■ **EXERCISE DESCRIPTION**:
Could you write out the records below exactly as they appear, leaving out any pictures?
-=-=-
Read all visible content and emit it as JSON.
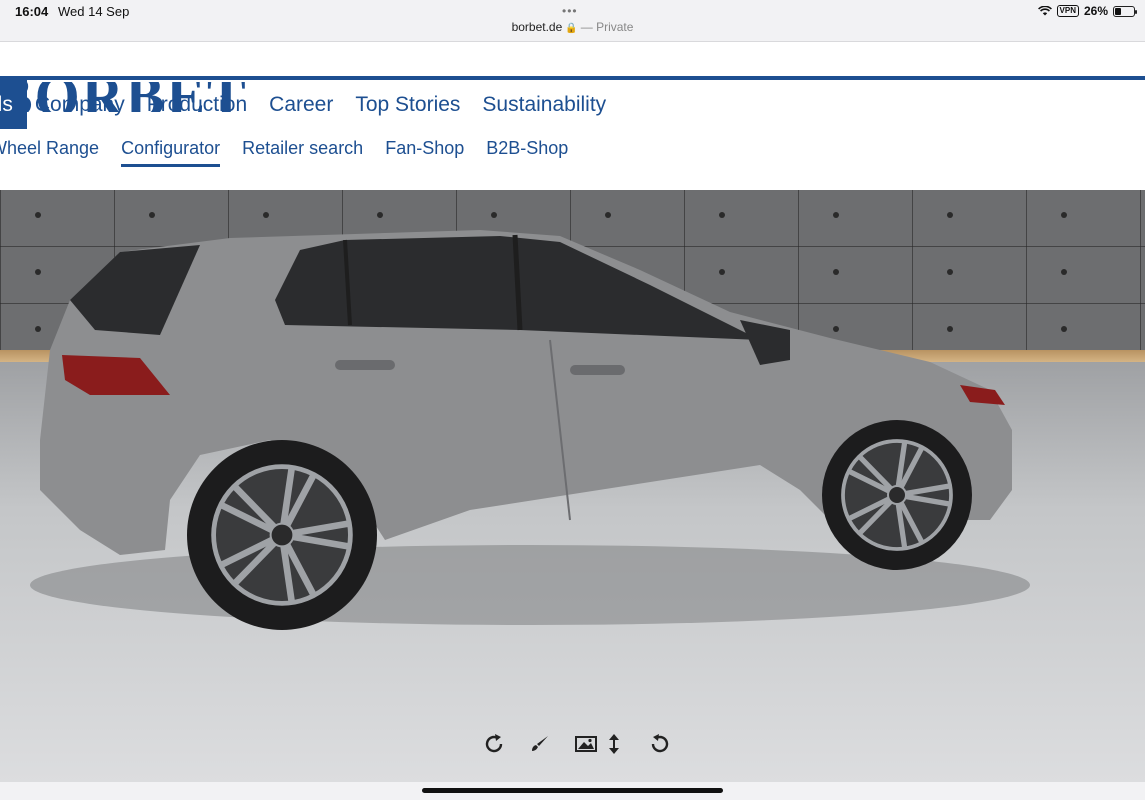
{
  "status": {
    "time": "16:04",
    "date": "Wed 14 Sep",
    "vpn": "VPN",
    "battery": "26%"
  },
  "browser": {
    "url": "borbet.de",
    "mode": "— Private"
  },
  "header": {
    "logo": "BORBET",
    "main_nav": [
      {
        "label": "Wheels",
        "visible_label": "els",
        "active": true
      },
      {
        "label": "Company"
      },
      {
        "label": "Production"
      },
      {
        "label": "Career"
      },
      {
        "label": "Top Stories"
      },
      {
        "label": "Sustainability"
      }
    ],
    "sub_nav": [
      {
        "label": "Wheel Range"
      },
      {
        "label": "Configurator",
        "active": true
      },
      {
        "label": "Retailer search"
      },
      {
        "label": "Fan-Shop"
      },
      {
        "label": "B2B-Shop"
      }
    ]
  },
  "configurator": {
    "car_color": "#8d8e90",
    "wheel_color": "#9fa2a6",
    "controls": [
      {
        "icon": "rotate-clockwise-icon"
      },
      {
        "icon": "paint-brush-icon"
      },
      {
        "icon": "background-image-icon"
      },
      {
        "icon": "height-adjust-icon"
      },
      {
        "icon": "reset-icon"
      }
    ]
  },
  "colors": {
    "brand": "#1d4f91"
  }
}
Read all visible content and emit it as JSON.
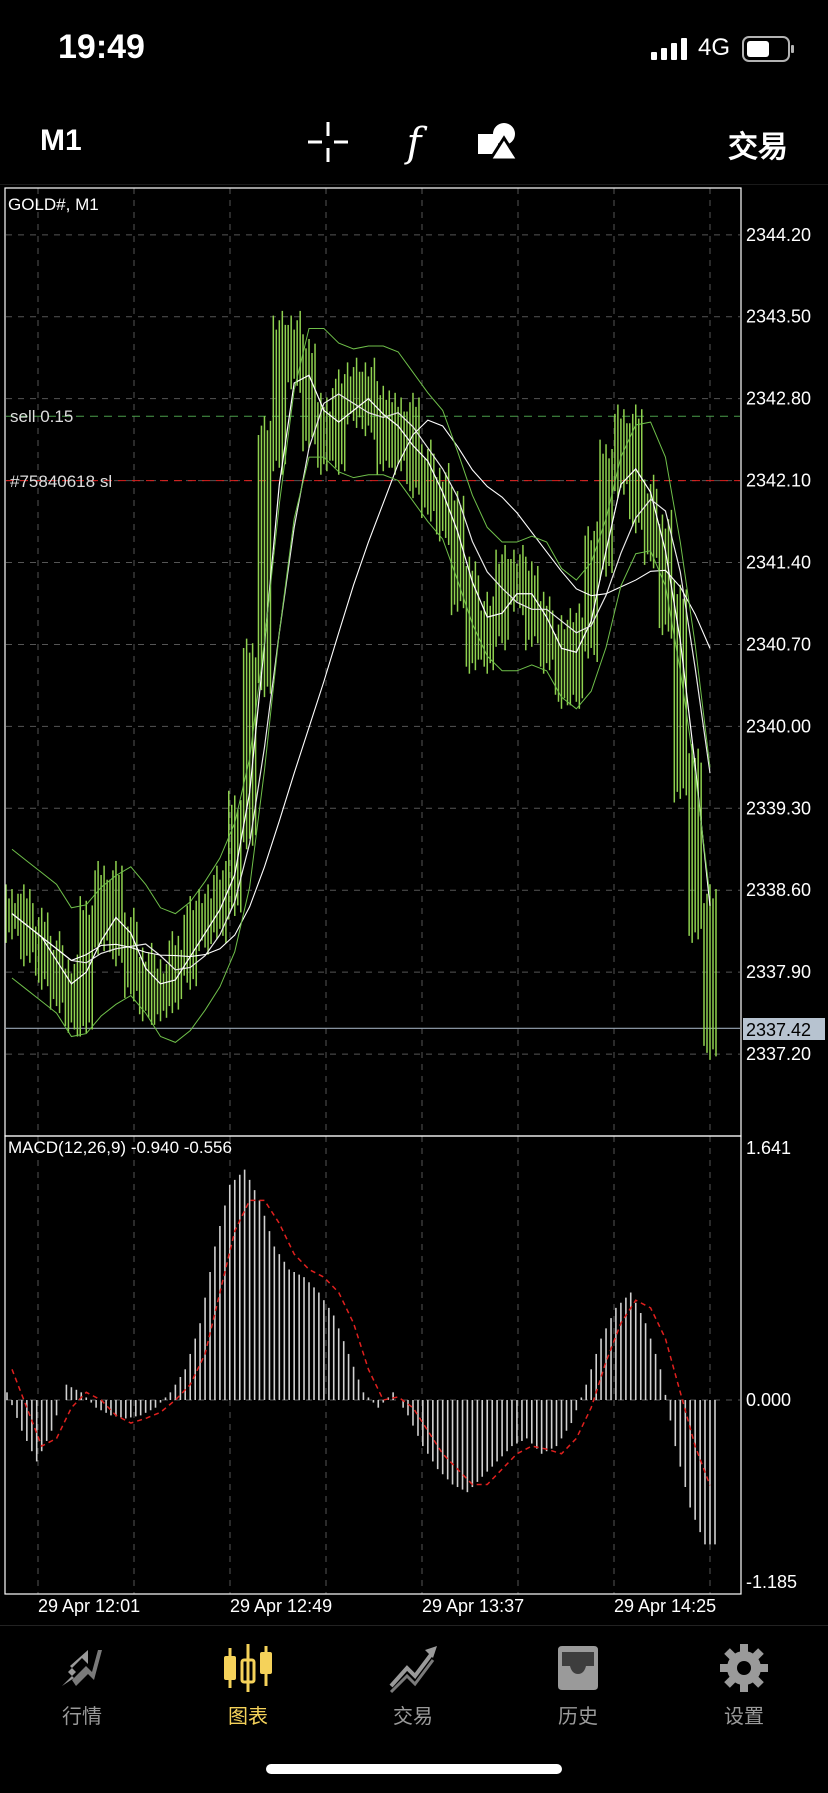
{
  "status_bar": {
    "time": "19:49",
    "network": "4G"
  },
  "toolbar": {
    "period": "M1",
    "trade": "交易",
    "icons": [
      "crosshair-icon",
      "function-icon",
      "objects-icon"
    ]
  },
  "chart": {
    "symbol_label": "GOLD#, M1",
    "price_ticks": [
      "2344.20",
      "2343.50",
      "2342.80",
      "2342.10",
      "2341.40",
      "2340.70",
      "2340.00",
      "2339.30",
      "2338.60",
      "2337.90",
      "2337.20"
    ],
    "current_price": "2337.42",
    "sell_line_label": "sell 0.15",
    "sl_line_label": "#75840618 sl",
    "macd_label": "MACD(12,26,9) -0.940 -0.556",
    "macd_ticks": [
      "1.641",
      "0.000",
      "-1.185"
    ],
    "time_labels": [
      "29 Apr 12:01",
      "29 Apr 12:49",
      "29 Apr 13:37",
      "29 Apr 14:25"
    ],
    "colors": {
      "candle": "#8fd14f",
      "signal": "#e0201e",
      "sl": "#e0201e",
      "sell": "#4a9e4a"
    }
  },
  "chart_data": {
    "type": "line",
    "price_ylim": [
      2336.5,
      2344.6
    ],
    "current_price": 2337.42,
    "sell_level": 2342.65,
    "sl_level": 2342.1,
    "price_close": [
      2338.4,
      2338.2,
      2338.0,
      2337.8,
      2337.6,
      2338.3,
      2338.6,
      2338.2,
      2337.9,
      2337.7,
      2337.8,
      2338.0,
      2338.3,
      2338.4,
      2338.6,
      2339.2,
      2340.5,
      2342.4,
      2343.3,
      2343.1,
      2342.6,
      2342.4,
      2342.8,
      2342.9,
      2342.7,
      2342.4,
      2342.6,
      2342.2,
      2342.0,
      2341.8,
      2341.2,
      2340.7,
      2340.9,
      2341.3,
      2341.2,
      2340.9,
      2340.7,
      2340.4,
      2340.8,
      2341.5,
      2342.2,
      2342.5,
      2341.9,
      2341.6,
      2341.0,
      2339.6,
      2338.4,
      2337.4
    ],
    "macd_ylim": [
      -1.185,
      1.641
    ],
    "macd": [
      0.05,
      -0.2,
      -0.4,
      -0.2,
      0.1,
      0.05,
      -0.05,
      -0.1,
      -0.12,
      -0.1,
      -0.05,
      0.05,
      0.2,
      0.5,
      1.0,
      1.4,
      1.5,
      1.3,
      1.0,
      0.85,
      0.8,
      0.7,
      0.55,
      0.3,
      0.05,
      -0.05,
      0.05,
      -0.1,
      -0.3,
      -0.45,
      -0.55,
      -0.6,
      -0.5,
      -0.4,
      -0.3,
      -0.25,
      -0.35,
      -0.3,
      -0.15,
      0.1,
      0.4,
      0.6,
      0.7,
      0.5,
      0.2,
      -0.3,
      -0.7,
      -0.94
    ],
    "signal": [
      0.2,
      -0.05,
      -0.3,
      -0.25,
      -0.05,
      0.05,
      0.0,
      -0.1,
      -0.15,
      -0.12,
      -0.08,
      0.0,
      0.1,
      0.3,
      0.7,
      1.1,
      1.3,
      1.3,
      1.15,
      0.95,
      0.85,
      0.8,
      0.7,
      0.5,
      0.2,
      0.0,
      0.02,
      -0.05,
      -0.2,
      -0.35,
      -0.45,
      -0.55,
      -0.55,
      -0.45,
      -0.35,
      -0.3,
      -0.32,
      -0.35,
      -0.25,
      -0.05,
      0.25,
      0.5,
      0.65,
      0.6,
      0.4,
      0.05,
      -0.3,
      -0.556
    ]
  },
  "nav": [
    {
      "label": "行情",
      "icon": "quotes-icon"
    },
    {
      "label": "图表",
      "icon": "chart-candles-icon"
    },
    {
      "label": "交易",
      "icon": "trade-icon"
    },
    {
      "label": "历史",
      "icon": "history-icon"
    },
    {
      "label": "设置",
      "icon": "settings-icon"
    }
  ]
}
-=-=-
■ **REPLY TO THE EXERCISE**:
Read all visible content and emit it as JSON.
{
  "status": {
    "time": "16:04",
    "date": "Wed 14 Sep",
    "vpn": "VPN",
    "battery": "26%"
  },
  "browser": {
    "url": "borbet.de",
    "mode": "— Private"
  },
  "header": {
    "logo": "BORBET",
    "main_nav": [
      {
        "label": "Wheels",
        "visible_label": "els",
        "active": true
      },
      {
        "label": "Company"
      },
      {
        "label": "Production"
      },
      {
        "label": "Career"
      },
      {
        "label": "Top Stories"
      },
      {
        "label": "Sustainability"
      }
    ],
    "sub_nav": [
      {
        "label": "Wheel Range"
      },
      {
        "label": "Configurator",
        "active": true
      },
      {
        "label": "Retailer search"
      },
      {
        "label": "Fan-Shop"
      },
      {
        "label": "B2B-Shop"
      }
    ]
  },
  "configurator": {
    "car_color": "#8d8e90",
    "wheel_color": "#9fa2a6",
    "controls": [
      {
        "icon": "rotate-clockwise-icon"
      },
      {
        "icon": "paint-brush-icon"
      },
      {
        "icon": "background-image-icon"
      },
      {
        "icon": "height-adjust-icon"
      },
      {
        "icon": "reset-icon"
      }
    ]
  },
  "colors": {
    "brand": "#1d4f91"
  }
}
Read all visible content and emit it as JSON.
{
  "status_bar": {
    "time": "19:49",
    "network": "4G"
  },
  "toolbar": {
    "period": "M1",
    "trade": "交易",
    "icons": [
      "crosshair-icon",
      "function-icon",
      "objects-icon"
    ]
  },
  "chart": {
    "symbol_label": "GOLD#, M1",
    "price_ticks": [
      "2344.20",
      "2343.50",
      "2342.80",
      "2342.10",
      "2341.40",
      "2340.70",
      "2340.00",
      "2339.30",
      "2338.60",
      "2337.90",
      "2337.20"
    ],
    "current_price": "2337.42",
    "sell_line_label": "sell 0.15",
    "sl_line_label": "#75840618 sl",
    "macd_label": "MACD(12,26,9) -0.940 -0.556",
    "macd_ticks": [
      "1.641",
      "0.000",
      "-1.185"
    ],
    "time_labels": [
      "29 Apr 12:01",
      "29 Apr 12:49",
      "29 Apr 13:37",
      "29 Apr 14:25"
    ],
    "colors": {
      "candle": "#8fd14f",
      "signal": "#e0201e",
      "sl": "#e0201e",
      "sell": "#4a9e4a"
    }
  },
  "chart_data": {
    "type": "line",
    "price_ylim": [
      2336.5,
      2344.6
    ],
    "current_price": 2337.42,
    "sell_level": 2342.65,
    "sl_level": 2342.1,
    "price_close": [
      2338.4,
      2338.2,
      2338.0,
      2337.8,
      2337.6,
      2338.3,
      2338.6,
      2338.2,
      2337.9,
      2337.7,
      2337.8,
      2338.0,
      2338.3,
      2338.4,
      2338.6,
      2339.2,
      2340.5,
      2342.4,
      2343.3,
      2343.1,
      2342.6,
      2342.4,
      2342.8,
      2342.9,
      2342.7,
      2342.4,
      2342.6,
      2342.2,
      2342.0,
      2341.8,
      2341.2,
      2340.7,
      2340.9,
      2341.3,
      2341.2,
      2340.9,
      2340.7,
      2340.4,
      2340.8,
      2341.5,
      2342.2,
      2342.5,
      2341.9,
      2341.6,
      2341.0,
      2339.6,
      2338.4,
      2337.4
    ],
    "macd_ylim": [
      -1.185,
      1.641
    ],
    "macd": [
      0.05,
      -0.2,
      -0.4,
      -0.2,
      0.1,
      0.05,
      -0.05,
      -0.1,
      -0.12,
      -0.1,
      -0.05,
      0.05,
      0.2,
      0.5,
      1.0,
      1.4,
      1.5,
      1.3,
      1.0,
      0.85,
      0.8,
      0.7,
      0.55,
      0.3,
      0.05,
      -0.05,
      0.05,
      -0.1,
      -0.3,
      -0.45,
      -0.55,
      -0.6,
      -0.5,
      -0.4,
      -0.3,
      -0.25,
      -0.35,
      -0.3,
      -0.15,
      0.1,
      0.4,
      0.6,
      0.7,
      0.5,
      0.2,
      -0.3,
      -0.7,
      -0.94
    ],
    "signal": [
      0.2,
      -0.05,
      -0.3,
      -0.25,
      -0.05,
      0.05,
      0.0,
      -0.1,
      -0.15,
      -0.12,
      -0.08,
      0.0,
      0.1,
      0.3,
      0.7,
      1.1,
      1.3,
      1.3,
      1.15,
      0.95,
      0.85,
      0.8,
      0.7,
      0.5,
      0.2,
      0.0,
      0.02,
      -0.05,
      -0.2,
      -0.35,
      -0.45,
      -0.55,
      -0.55,
      -0.45,
      -0.35,
      -0.3,
      -0.32,
      -0.35,
      -0.25,
      -0.05,
      0.25,
      0.5,
      0.65,
      0.6,
      0.4,
      0.05,
      -0.3,
      -0.556
    ]
  },
  "nav": [
    {
      "label": "行情",
      "icon": "quotes-icon"
    },
    {
      "label": "图表",
      "icon": "chart-candles-icon"
    },
    {
      "label": "交易",
      "icon": "trade-icon"
    },
    {
      "label": "历史",
      "icon": "history-icon"
    },
    {
      "label": "设置",
      "icon": "settings-icon"
    }
  ]
}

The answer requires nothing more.